▸ **WHAT IS ASKED**:
Repeat every line exactly, keeping the pictures out of the copy.

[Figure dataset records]

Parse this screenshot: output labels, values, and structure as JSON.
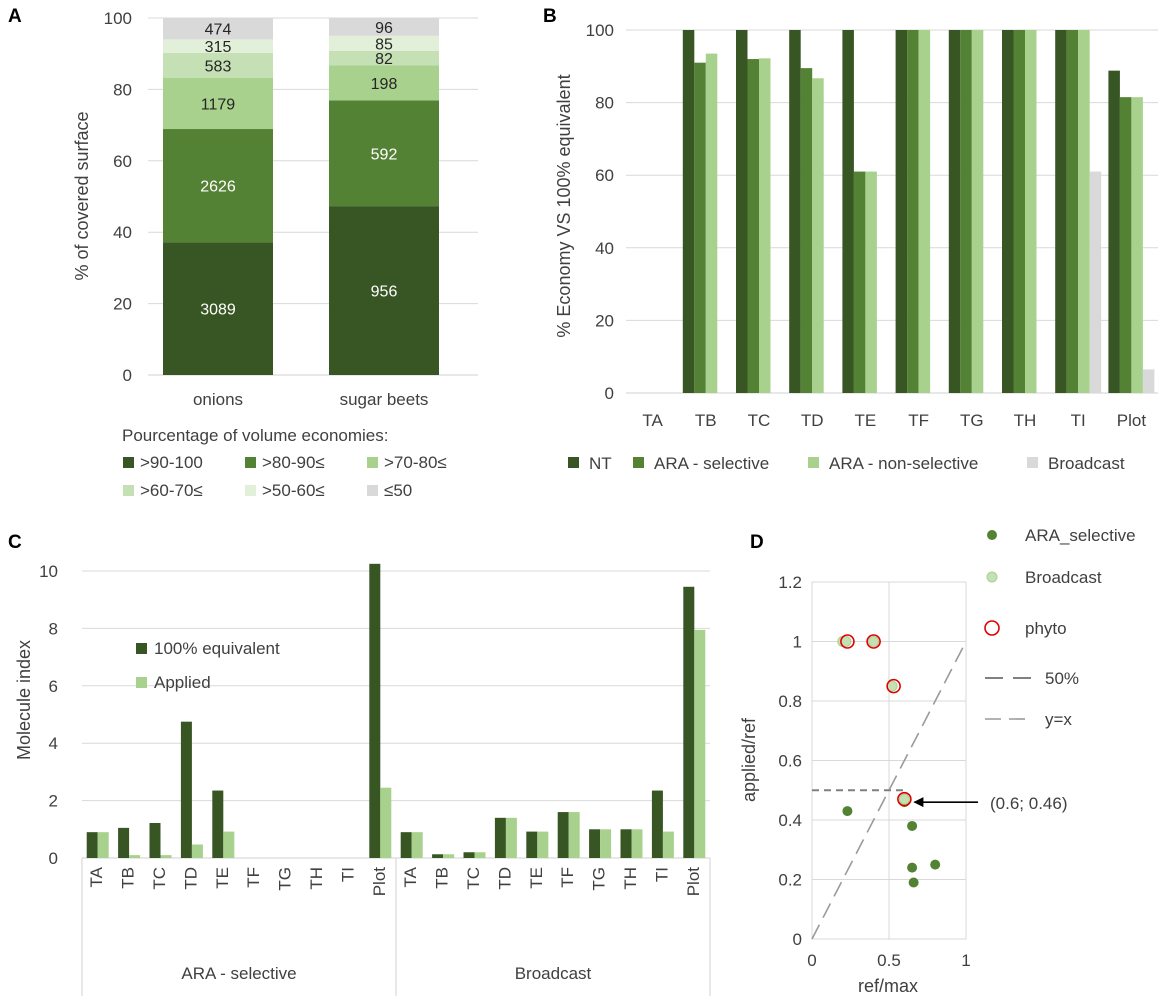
{
  "colors": {
    "dark": "#375623",
    "mid": "#548235",
    "light": "#a9d18e",
    "lighter": "#c5e0b4",
    "lightest": "#e2f0d9",
    "grey": "#d9d9d9",
    "grid": "#d9d9d9",
    "red": "#e00000",
    "dash": "#808080"
  },
  "chart_data": [
    {
      "panel": "A",
      "type": "bar",
      "stacked": true,
      "title": "",
      "ylabel": "% of covered surface",
      "ylim": [
        0,
        100
      ],
      "yticks": [
        0,
        20,
        40,
        60,
        80,
        100
      ],
      "categories": [
        "onions",
        "sugar beets"
      ],
      "legend_title": "Pourcentage of volume economies:",
      "series": [
        {
          "name": ">90-100",
          "values": [
            37.2,
            47.3
          ],
          "labels": [
            "3089",
            "956"
          ],
          "color": "dark"
        },
        {
          "name": ">80-90≤",
          "values": [
            31.7,
            29.6
          ],
          "labels": [
            "2626",
            "592"
          ],
          "color": "mid"
        },
        {
          "name": ">70-80≤",
          "values": [
            14.3,
            9.8
          ],
          "labels": [
            "1179",
            "198"
          ],
          "color": "light"
        },
        {
          "name": ">60-70≤",
          "values": [
            7.0,
            4.1
          ],
          "labels": [
            "583",
            "82"
          ],
          "color": "lighter"
        },
        {
          "name": ">50-60≤",
          "values": [
            3.8,
            4.2
          ],
          "labels": [
            "315",
            "85"
          ],
          "color": "lightest"
        },
        {
          "name": "≤50",
          "values": [
            6.0,
            5.0
          ],
          "labels": [
            "474",
            "96"
          ],
          "color": "grey"
        }
      ]
    },
    {
      "panel": "B",
      "type": "bar",
      "ylabel": "% Economy VS 100% equivalent",
      "ylim": [
        0,
        100
      ],
      "yticks": [
        0,
        20,
        40,
        60,
        80,
        100
      ],
      "categories": [
        "TA",
        "TB",
        "TC",
        "TD",
        "TE",
        "TF",
        "TG",
        "TH",
        "TI",
        "Plot"
      ],
      "series": [
        {
          "name": "NT",
          "values": [
            0,
            100,
            100,
            100,
            100,
            100,
            100,
            100,
            100,
            88.8
          ],
          "color": "dark"
        },
        {
          "name": "ARA - selective",
          "values": [
            0,
            91,
            92,
            89.5,
            61,
            100,
            100,
            100,
            100,
            81.5
          ],
          "color": "mid"
        },
        {
          "name": "ARA - non-selective",
          "values": [
            0,
            93.5,
            92.2,
            86.7,
            61,
            100,
            100,
            100,
            100,
            81.5
          ],
          "color": "light"
        },
        {
          "name": "Broadcast",
          "values": [
            0,
            0,
            0,
            0,
            0,
            0,
            0,
            0,
            61,
            6.5
          ],
          "color": "grey"
        }
      ]
    },
    {
      "panel": "C",
      "type": "bar",
      "ylabel": "Molecule index",
      "ylim": [
        0,
        10.5
      ],
      "yticks": [
        0,
        2,
        4,
        6,
        8,
        10
      ],
      "groups": [
        "ARA - selective",
        "Broadcast"
      ],
      "categories": [
        "TA",
        "TB",
        "TC",
        "TD",
        "TE",
        "TF",
        "TG",
        "TH",
        "TI",
        "Plot"
      ],
      "series": [
        {
          "name": "100% equivalent",
          "color": "dark",
          "values": [
            [
              0.9,
              1.05,
              1.22,
              4.75,
              2.35,
              0,
              0,
              0,
              0,
              10.25
            ],
            [
              0.9,
              0.13,
              0.2,
              1.4,
              0.92,
              1.6,
              1.0,
              1.0,
              2.35,
              9.45
            ]
          ]
        },
        {
          "name": "Applied",
          "color": "light",
          "values": [
            [
              0.9,
              0.1,
              0.1,
              0.47,
              0.92,
              0,
              0,
              0,
              0,
              2.45
            ],
            [
              0.9,
              0.13,
              0.2,
              1.4,
              0.92,
              1.6,
              1.0,
              1.0,
              0.92,
              7.95
            ]
          ]
        }
      ]
    },
    {
      "panel": "D",
      "type": "scatter",
      "xlabel": "ref/max",
      "ylabel": "applied/ref",
      "xlim": [
        0,
        1
      ],
      "ylim": [
        0,
        1.2
      ],
      "xticks": [
        0,
        0.5,
        1
      ],
      "xtick_labels": [
        "0",
        "0.5",
        "1"
      ],
      "yticks": [
        0,
        0.2,
        0.4,
        0.6,
        0.8,
        1,
        1.2
      ],
      "ytick_labels": [
        "0",
        "0.2",
        "0.4",
        "0.6",
        "0.8",
        "1",
        "1.2"
      ],
      "series": [
        {
          "name": "ARA_selective",
          "color": "mid",
          "points": [
            [
              0.23,
              0.43
            ],
            [
              0.6,
              0.46
            ],
            [
              0.65,
              0.38
            ],
            [
              0.65,
              0.24
            ],
            [
              0.8,
              0.25
            ],
            [
              0.66,
              0.19
            ]
          ]
        },
        {
          "name": "Broadcast",
          "color": "lighter",
          "points": [
            [
              0.2,
              1.0
            ],
            [
              0.22,
              1.0
            ],
            [
              0.4,
              1.0
            ],
            [
              0.52,
              0.85
            ],
            [
              0.6,
              0.47
            ]
          ]
        },
        {
          "name": "phyto",
          "color": "red",
          "points": [
            [
              0.23,
              1.0
            ],
            [
              0.4,
              1.0
            ],
            [
              0.53,
              0.85
            ],
            [
              0.6,
              0.47
            ]
          ]
        }
      ],
      "lines": [
        {
          "name": "50%",
          "style": "dashed",
          "x": [
            0,
            0.6
          ],
          "y": [
            0.5,
            0.5
          ]
        },
        {
          "name": "y=x",
          "style": "long-dash",
          "x": [
            0,
            1
          ],
          "y": [
            0,
            1
          ]
        }
      ],
      "annotation": {
        "text": "(0.6; 0.46)",
        "x": 0.6,
        "y": 0.46
      }
    }
  ]
}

▸ **OUTPUT BELOW**:
Parse this screenshot: output labels, values, and structure as JSON.
{
  "colors": {
    "dark": "#375623",
    "mid": "#548235",
    "light": "#a9d18e",
    "lighter": "#c5e0b4",
    "lightest": "#e2f0d9",
    "grey": "#d9d9d9",
    "grid": "#d9d9d9",
    "red": "#e00000",
    "dash": "#808080"
  },
  "chart_data": [
    {
      "panel": "A",
      "type": "bar",
      "stacked": true,
      "title": "",
      "ylabel": "% of covered surface",
      "ylim": [
        0,
        100
      ],
      "yticks": [
        0,
        20,
        40,
        60,
        80,
        100
      ],
      "categories": [
        "onions",
        "sugar beets"
      ],
      "legend_title": "Pourcentage of volume economies:",
      "series": [
        {
          "name": ">90-100",
          "values": [
            37.2,
            47.3
          ],
          "labels": [
            "3089",
            "956"
          ],
          "color": "dark"
        },
        {
          "name": ">80-90≤",
          "values": [
            31.7,
            29.6
          ],
          "labels": [
            "2626",
            "592"
          ],
          "color": "mid"
        },
        {
          "name": ">70-80≤",
          "values": [
            14.3,
            9.8
          ],
          "labels": [
            "1179",
            "198"
          ],
          "color": "light"
        },
        {
          "name": ">60-70≤",
          "values": [
            7.0,
            4.1
          ],
          "labels": [
            "583",
            "82"
          ],
          "color": "lighter"
        },
        {
          "name": ">50-60≤",
          "values": [
            3.8,
            4.2
          ],
          "labels": [
            "315",
            "85"
          ],
          "color": "lightest"
        },
        {
          "name": "≤50",
          "values": [
            6.0,
            5.0
          ],
          "labels": [
            "474",
            "96"
          ],
          "color": "grey"
        }
      ]
    },
    {
      "panel": "B",
      "type": "bar",
      "ylabel": "% Economy VS 100% equivalent",
      "ylim": [
        0,
        100
      ],
      "yticks": [
        0,
        20,
        40,
        60,
        80,
        100
      ],
      "categories": [
        "TA",
        "TB",
        "TC",
        "TD",
        "TE",
        "TF",
        "TG",
        "TH",
        "TI",
        "Plot"
      ],
      "series": [
        {
          "name": "NT",
          "values": [
            0,
            100,
            100,
            100,
            100,
            100,
            100,
            100,
            100,
            88.8
          ],
          "color": "dark"
        },
        {
          "name": "ARA - selective",
          "values": [
            0,
            91,
            92,
            89.5,
            61,
            100,
            100,
            100,
            100,
            81.5
          ],
          "color": "mid"
        },
        {
          "name": "ARA - non-selective",
          "values": [
            0,
            93.5,
            92.2,
            86.7,
            61,
            100,
            100,
            100,
            100,
            81.5
          ],
          "color": "light"
        },
        {
          "name": "Broadcast",
          "values": [
            0,
            0,
            0,
            0,
            0,
            0,
            0,
            0,
            61,
            6.5
          ],
          "color": "grey"
        }
      ]
    },
    {
      "panel": "C",
      "type": "bar",
      "ylabel": "Molecule index",
      "ylim": [
        0,
        10.5
      ],
      "yticks": [
        0,
        2,
        4,
        6,
        8,
        10
      ],
      "groups": [
        "ARA - selective",
        "Broadcast"
      ],
      "categories": [
        "TA",
        "TB",
        "TC",
        "TD",
        "TE",
        "TF",
        "TG",
        "TH",
        "TI",
        "Plot"
      ],
      "series": [
        {
          "name": "100% equivalent",
          "color": "dark",
          "values": [
            [
              0.9,
              1.05,
              1.22,
              4.75,
              2.35,
              0,
              0,
              0,
              0,
              10.25
            ],
            [
              0.9,
              0.13,
              0.2,
              1.4,
              0.92,
              1.6,
              1.0,
              1.0,
              2.35,
              9.45
            ]
          ]
        },
        {
          "name": "Applied",
          "color": "light",
          "values": [
            [
              0.9,
              0.1,
              0.1,
              0.47,
              0.92,
              0,
              0,
              0,
              0,
              2.45
            ],
            [
              0.9,
              0.13,
              0.2,
              1.4,
              0.92,
              1.6,
              1.0,
              1.0,
              0.92,
              7.95
            ]
          ]
        }
      ]
    },
    {
      "panel": "D",
      "type": "scatter",
      "xlabel": "ref/max",
      "ylabel": "applied/ref",
      "xlim": [
        0,
        1
      ],
      "ylim": [
        0,
        1.2
      ],
      "xticks": [
        0,
        0.5,
        1
      ],
      "xtick_labels": [
        "0",
        "0.5",
        "1"
      ],
      "yticks": [
        0,
        0.2,
        0.4,
        0.6,
        0.8,
        1,
        1.2
      ],
      "ytick_labels": [
        "0",
        "0.2",
        "0.4",
        "0.6",
        "0.8",
        "1",
        "1.2"
      ],
      "series": [
        {
          "name": "ARA_selective",
          "color": "mid",
          "points": [
            [
              0.23,
              0.43
            ],
            [
              0.6,
              0.46
            ],
            [
              0.65,
              0.38
            ],
            [
              0.65,
              0.24
            ],
            [
              0.8,
              0.25
            ],
            [
              0.66,
              0.19
            ]
          ]
        },
        {
          "name": "Broadcast",
          "color": "lighter",
          "points": [
            [
              0.2,
              1.0
            ],
            [
              0.22,
              1.0
            ],
            [
              0.4,
              1.0
            ],
            [
              0.52,
              0.85
            ],
            [
              0.6,
              0.47
            ]
          ]
        },
        {
          "name": "phyto",
          "color": "red",
          "points": [
            [
              0.23,
              1.0
            ],
            [
              0.4,
              1.0
            ],
            [
              0.53,
              0.85
            ],
            [
              0.6,
              0.47
            ]
          ]
        }
      ],
      "lines": [
        {
          "name": "50%",
          "style": "dashed",
          "x": [
            0,
            0.6
          ],
          "y": [
            0.5,
            0.5
          ]
        },
        {
          "name": "y=x",
          "style": "long-dash",
          "x": [
            0,
            1
          ],
          "y": [
            0,
            1
          ]
        }
      ],
      "annotation": {
        "text": "(0.6; 0.46)",
        "x": 0.6,
        "y": 0.46
      }
    }
  ]
}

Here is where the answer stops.